» Tarefa proposta 1: Segundo o trecho sobre as estradas dos Incas, por que havia madeiros altos fincados ao longo do caminho nos desertos de areia da planície, e por que eles foram mantidos?
» Tarefa proposta 2: Continue o trecho sobre as estradas dos Incas a partir do ponto em que ele termina.

Todas aquelas narrativas que os historiadores fizeram dessas estradas, não podem bastar para nos fazer imaginar a grandeza da obra, pois essas distâncias eram tão grandes e tinham inclinações de duas, três, quatro léguas e mais de subida. A estrada de montanha, como diz Garcilaso, “nos picos mais altos, de onde se descobriram mais terrenos, algumas praças altas, de um lado ou do outro da estrada, com os seus degraus de pedra para as subir até elas, onde quem carregava as liteiras pudessem descansar e o Inca se deleitasse de olhar por toda parte, por aquelas montanhas altas e baixas, cobertas de neve e por nevar, o que certamente é uma vista muito bonita, porque de algumas partes, dependendo da altura das montanhas, por onde a estrada vai, se descobrem cinquenta, sessenta, oitenta e cem léguas de terra, onde você pode ver cadeias de montanhas tão longas que parecem chegar ao céu, e, pelo contrário, vales e ravinas tão profundas que parecem terminar no centro da terra . "(Garcilaso)


Restava apenas o que o tempo, as guerras e a invasão espanhola não puderam consumir. Na época descrita por Garcilaso, não muito depois de os espanhóis terem feito sua ocupação dos Andes, já havia ocorrido significativas mudanças em toda essa grande obra.

“Só no caminho para a planície, nos desertos dos bancos de areia, que são muito extensos, onde também há morros altos e baixos de areia, existem altos madeiros fincados em alguns trechos, que de um pode-se ver o outro e sirvam de guia para que os caminhantes não se percam, porque o rasto da estrada se perde com o movimento que a areia faz com o vento, porque o cobre e o cega; e não é seguro guiar-se pelos morros de areia, porque também eles passam e deslocam-se de um lado para o outro, se o vento for forte; de ​​modo que as vigas fincadas ao longo da estrada são muito necessárias, para nortear os viajantes; e por isso se têm sustentado, porque não poderiam passar sem elas ”. (Garcilaso)

» Lista de registros:
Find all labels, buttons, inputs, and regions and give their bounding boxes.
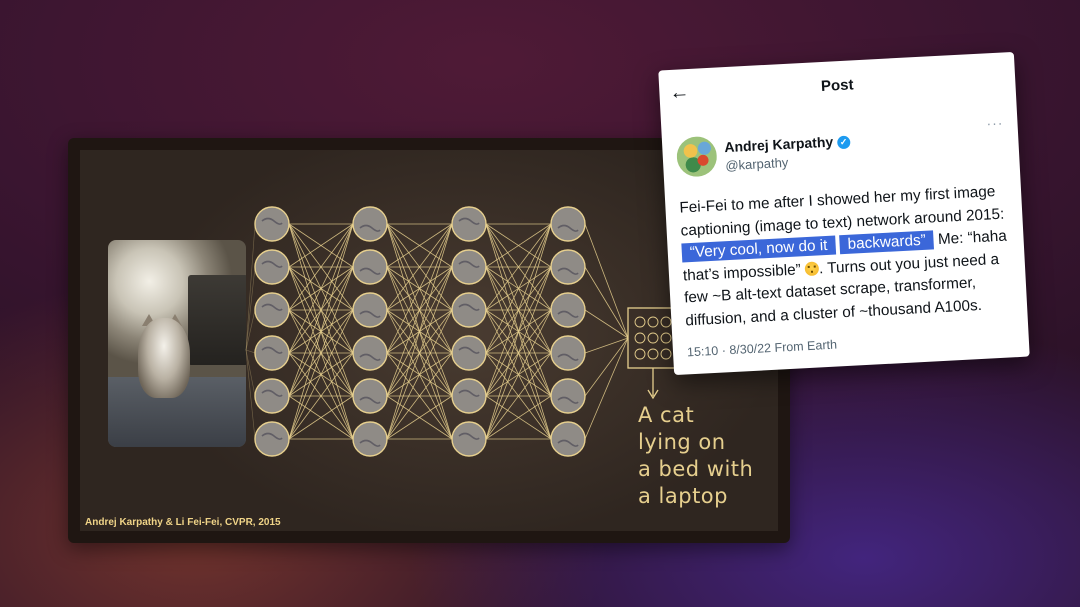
decoder-node	[647, 332, 659, 344]
network-connection	[584, 223, 629, 339]
decoder-node	[647, 316, 659, 328]
slightly-sad-face-icon	[804, 260, 820, 276]
author-handle[interactable]: @karpathy	[725, 155, 789, 173]
network-node	[451, 378, 487, 414]
input-connection	[245, 266, 256, 351]
decoder-node	[660, 348, 672, 360]
network-node	[352, 249, 388, 285]
more-dots-icon[interactable]: ···	[986, 115, 1004, 132]
generated-caption: A cat lying on a bed with a laptop	[638, 402, 778, 510]
input-connection	[245, 349, 256, 440]
network-node	[352, 335, 388, 371]
author-name-text: Andrej Karpathy	[723, 133, 834, 156]
network-node	[254, 206, 290, 242]
decoder-node	[660, 316, 672, 328]
header-title: Post	[820, 76, 854, 96]
tweet-timestamp[interactable]: 15:10 · 8/30/22 From Earth	[687, 338, 838, 360]
slide-credit: Andrej Karpathy & Li Fei-Fei, CVPR, 2015	[85, 517, 281, 528]
verified-badge-icon: ✓	[836, 135, 851, 150]
network-connection	[584, 337, 629, 440]
network-node	[254, 335, 290, 371]
highlighted-quote: “Very cool, now do it	[681, 235, 836, 263]
network-node	[451, 421, 487, 457]
network-node	[550, 292, 586, 328]
tweet-card: ← Post Andrej Karpathy ✓ @karpathy ··· Fe…	[658, 51, 1030, 376]
network-node	[550, 206, 586, 242]
network-node	[254, 421, 290, 457]
network-connection	[584, 266, 629, 339]
caption-line: A cat	[638, 403, 695, 427]
decoder-node	[634, 316, 646, 328]
decoder-node	[634, 332, 646, 344]
network-node	[254, 378, 290, 414]
tweet-text: Fei-Fei to me after I showed her my firs…	[679, 180, 1016, 332]
network-connection	[584, 337, 629, 397]
input-connection	[245, 349, 256, 397]
caption-line: a bed with	[638, 457, 754, 481]
decoder-node	[660, 332, 672, 344]
network-connection	[584, 309, 629, 339]
network-node	[352, 421, 388, 457]
network-node	[451, 249, 487, 285]
network-node	[352, 206, 388, 242]
network-node	[550, 335, 586, 371]
network-node	[451, 206, 487, 242]
network-node	[352, 378, 388, 414]
tweet-text-part: . Turns out you just need a few ~B alt-t…	[683, 250, 1000, 329]
network-node	[550, 249, 586, 285]
network-node	[550, 378, 586, 414]
tweet-header: ← Post	[659, 62, 1016, 111]
network-node	[254, 292, 290, 328]
input-connection	[245, 349, 256, 354]
network-node	[254, 249, 290, 285]
network-node	[451, 292, 487, 328]
network-node	[550, 421, 586, 457]
highlighted-quote: backwards”	[839, 230, 935, 255]
network-connection	[584, 337, 629, 354]
caption-line: a laptop	[638, 484, 728, 508]
decoder-node	[634, 348, 646, 360]
caption-line: lying on	[638, 430, 726, 454]
decoder-node	[647, 348, 659, 360]
network-node	[352, 292, 388, 328]
avatar[interactable]	[675, 135, 718, 178]
author-name[interactable]: Andrej Karpathy ✓	[723, 133, 851, 156]
network-node	[451, 335, 487, 371]
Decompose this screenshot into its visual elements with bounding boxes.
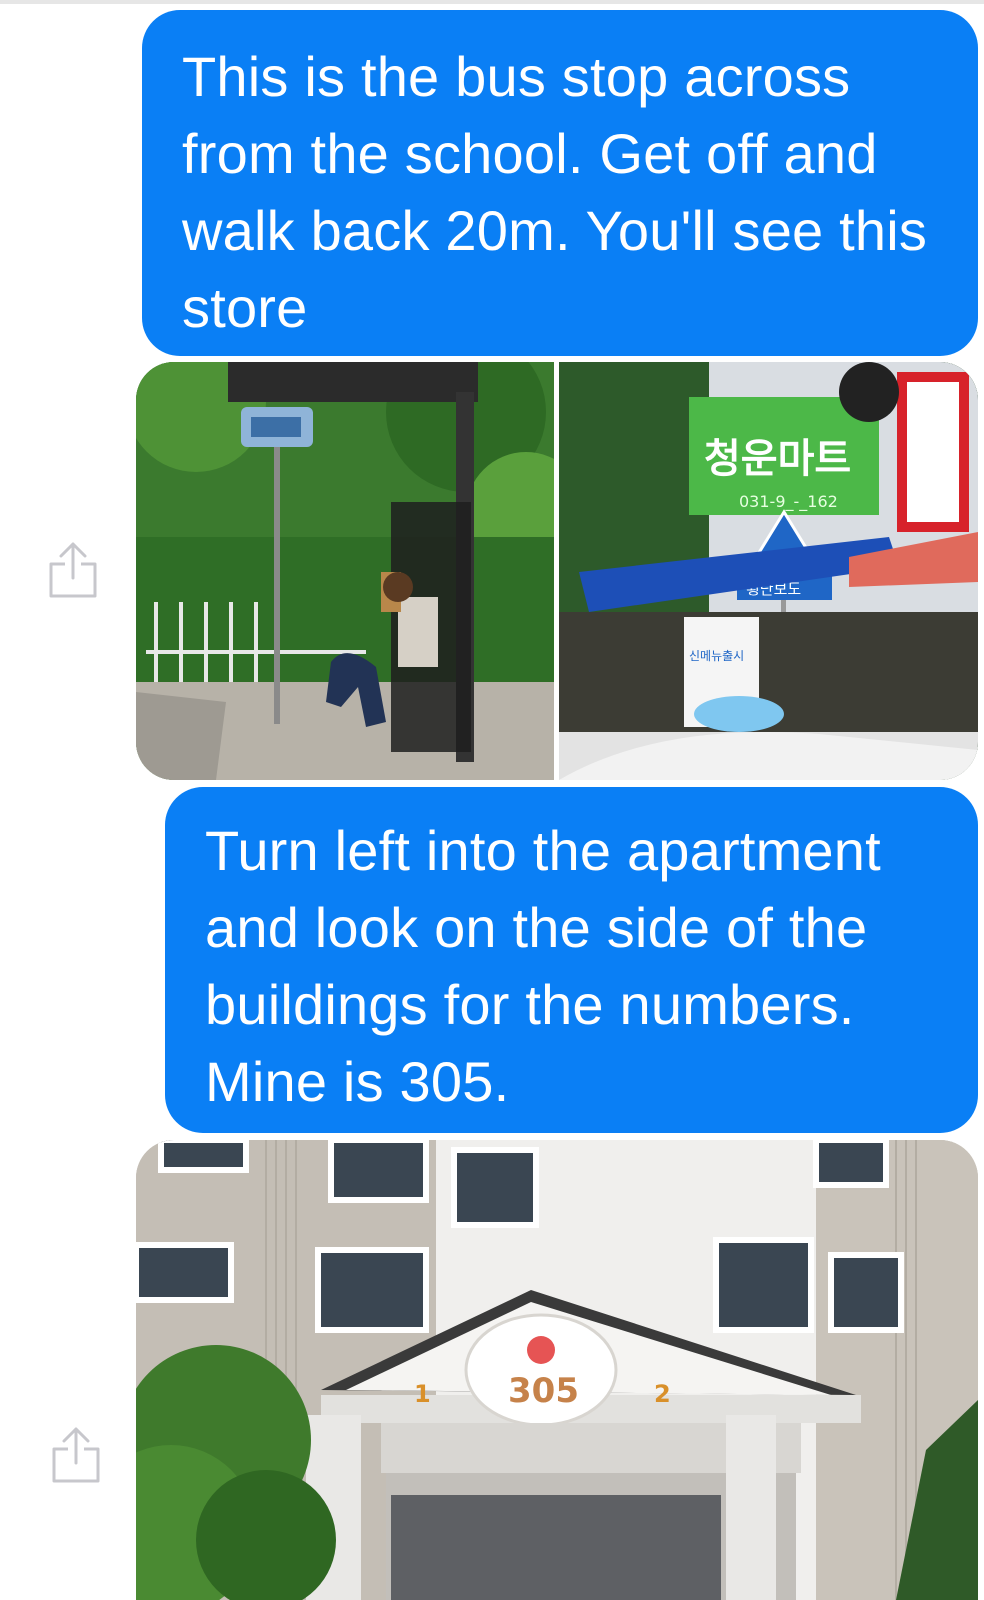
message-bubble-apartment[interactable]: Turn left into the apartment and look on… [165,787,978,1133]
building-number: 305 [508,1371,579,1411]
store-photo[interactable]: 청운마트 031-9_-_162 횡단보도 신메뉴출시 [559,362,978,780]
message-bubble-bus-stop[interactable]: This is the bus stop across from the sch… [142,10,978,356]
top-divider [0,0,984,4]
apartment-building-photo[interactable]: 305 1 2 [136,1140,978,1600]
poster-text: 신메뉴출시 [689,649,744,663]
store-sign-text: 청운마트 [704,436,851,482]
building-left-label: 1 [414,1380,431,1408]
share-icon[interactable] [50,1425,102,1485]
bus-stop-photo[interactable] [136,362,554,780]
building-right-label: 2 [654,1380,671,1408]
share-icon[interactable] [47,540,99,600]
store-phone-text: 031-9_-_162 [739,492,838,512]
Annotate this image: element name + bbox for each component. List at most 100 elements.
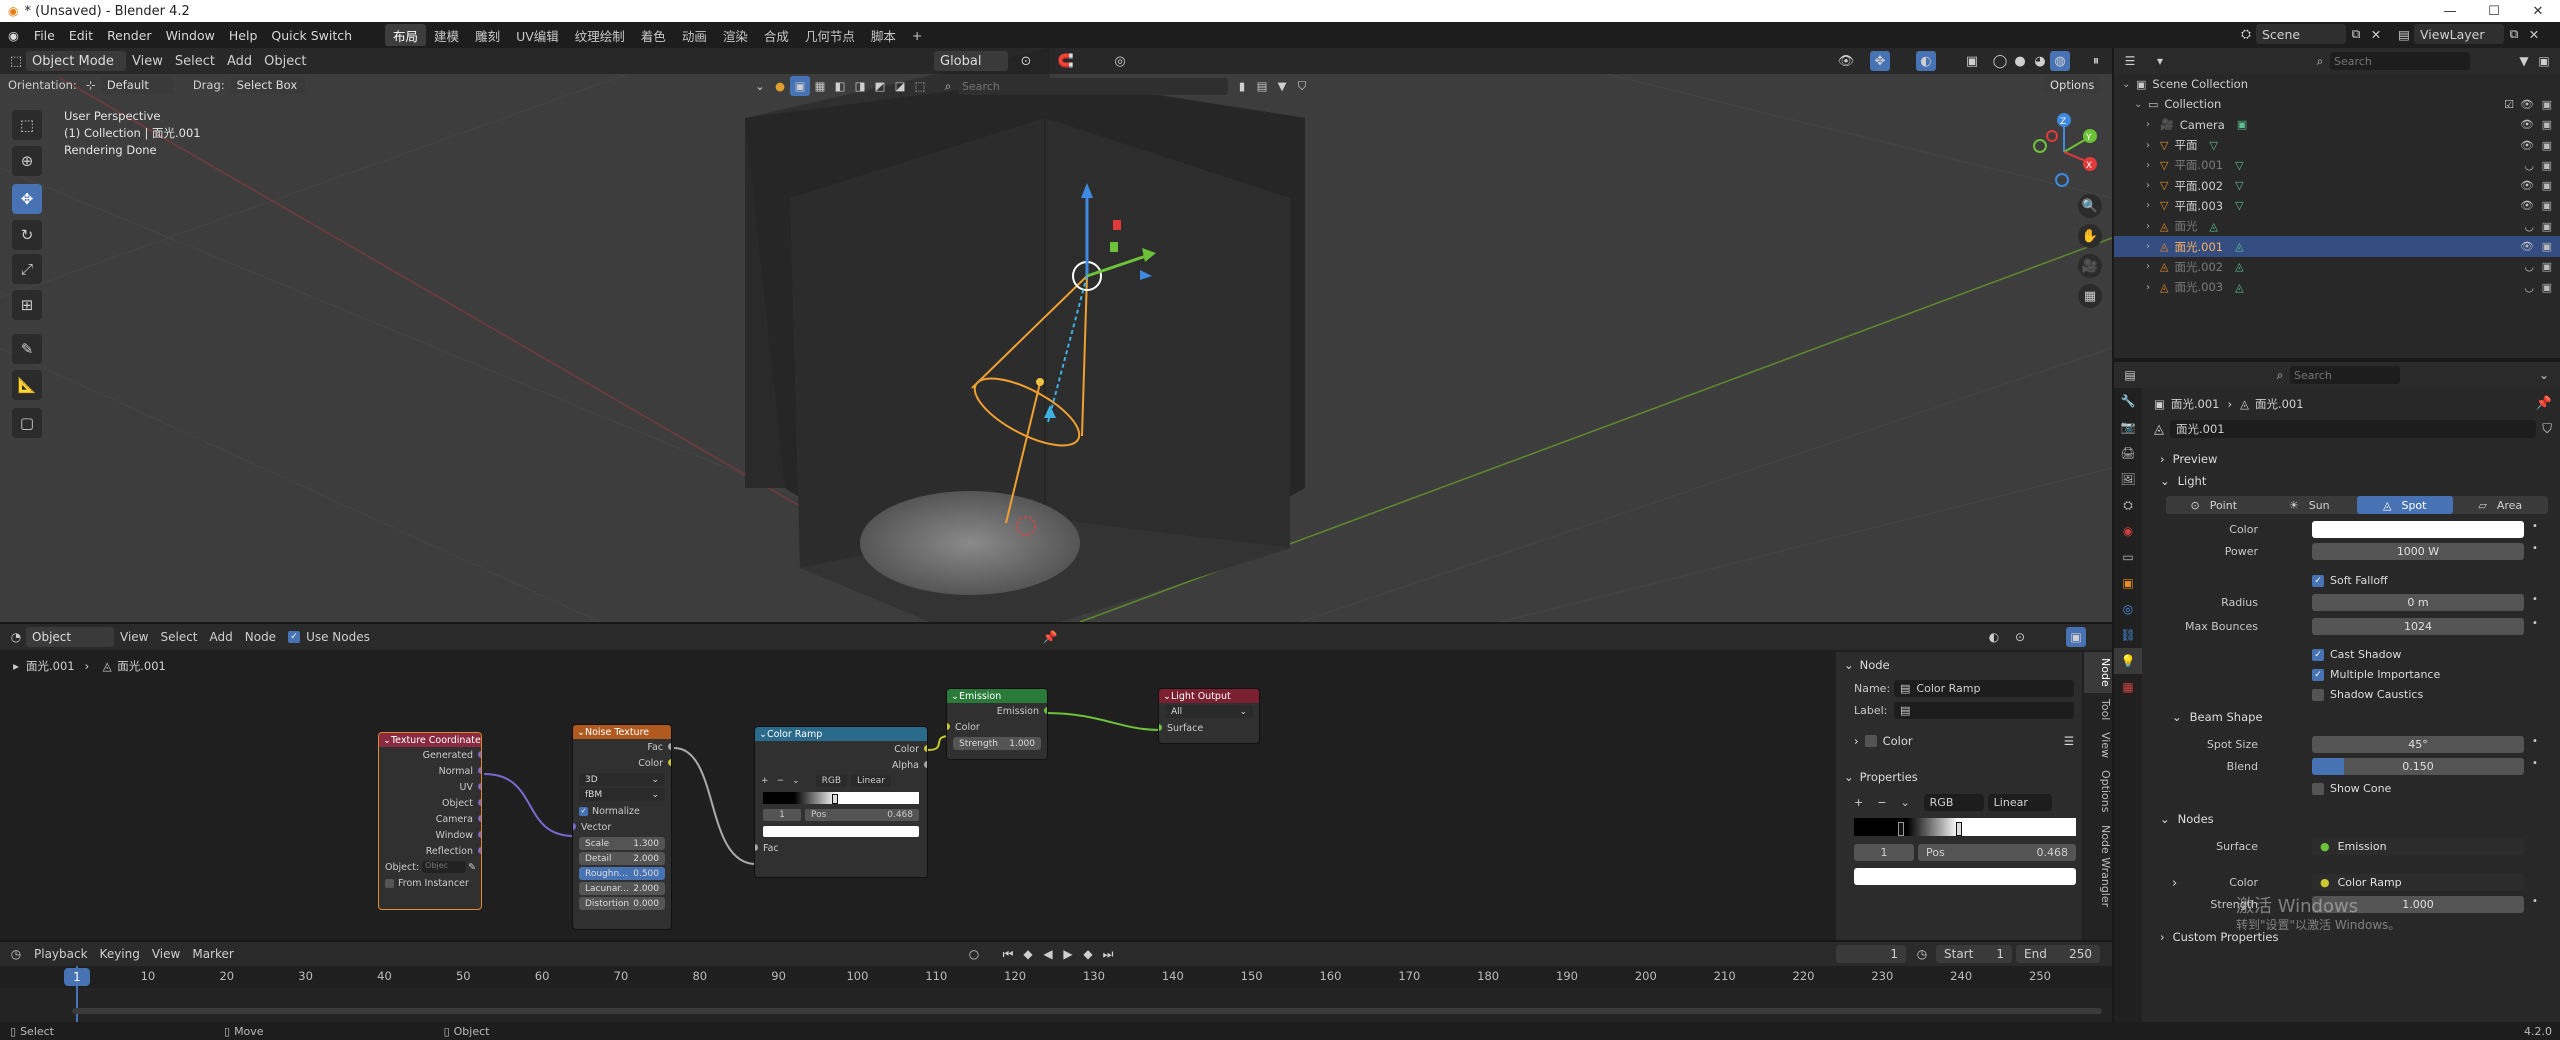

» Resposta escrita 1: O vento move a areia, que cobre o rastro da estrada. Os morros de areia também não servem de referência, porque se deslocam de um lado para o outro quando o vento é forte. Por isso os madeiros foram fincados de modo que de um se pudesse ver o outro, guiando os caminhantes para não se perderem. Eles foram mantidos porque os viajantes não conseguiriam atravessar sem eles.

» Resposta escrita 2:
Ainda hoje, quase nada restou de todo esse esplêndido trabalho, para fazer a travessia, pelas encostas deslumbrantes, sob climas e ecossistemas tão variados como os altos Andes e as florestas enevoadas. Parte da Trilha Inca para Machu Picchu, que deve superar dois Passos em grande altitude, o mais alto deles, Huarmihuañusca, de quatro mil e duzentos metros, também conhecido como “Paso de la Mujer Muerta” (Passo da Mulher Morta), podemos sentir que somos levados ao passado, imaginando outra vida, de frente para o Inti Puncu ou "Portão do Sol" para entrar em Machu Picchu. Em todo o percurso nos surpreendemos com a flora e fauna, sonhando que nada tenha mudado quando, entre maio e outubro, quase sem chuva, o clima torna o caminho mais fácil.

Outro trecho muito bonito dessa estrada fica na região de Cajamarca. É um ramal bem preservado da antiga estrada, que ainda conserva parte do pavimento original construído pelos Incas. Apesar de estar a três mil metros, o clima é bom, a paisagem é dominada por tons de verde sucessivos proporcionados por arbustos e árvores, com terrenos cobertos por culturas de batata, trigo, cevada, por pastagens desbotando cor, e gansos. Com um ou outro fazendeiro preparando sua terra no estilo ancestral com uma junta de bois e um arado de madeira. Esse trecho leva, caminhando desde a vila de Combayo,  a uma grande praça com paredes de antigas construções da vila de Cajamarca, onde fica a Necrópole de Combayo - tumbas esculpidas na rocha vulcânica de um antigo centro religioso e cerimonial.


Descendo por entre eucaliptos e arbustos de diferentes tons de verdes quentes e frios, aves e pássaros, nativos, coloridos, alguns tordos, muitos pardais e beija-flores em busca de néctar...

Caminhando pela paisagem natural até o leito do Rio Grande, seguindo a região dos Três Tingos, união de três rios - Grande, Azufre e Paccha - que formam o grande rio Chonta, que desagua no belo vale de Cajamarca.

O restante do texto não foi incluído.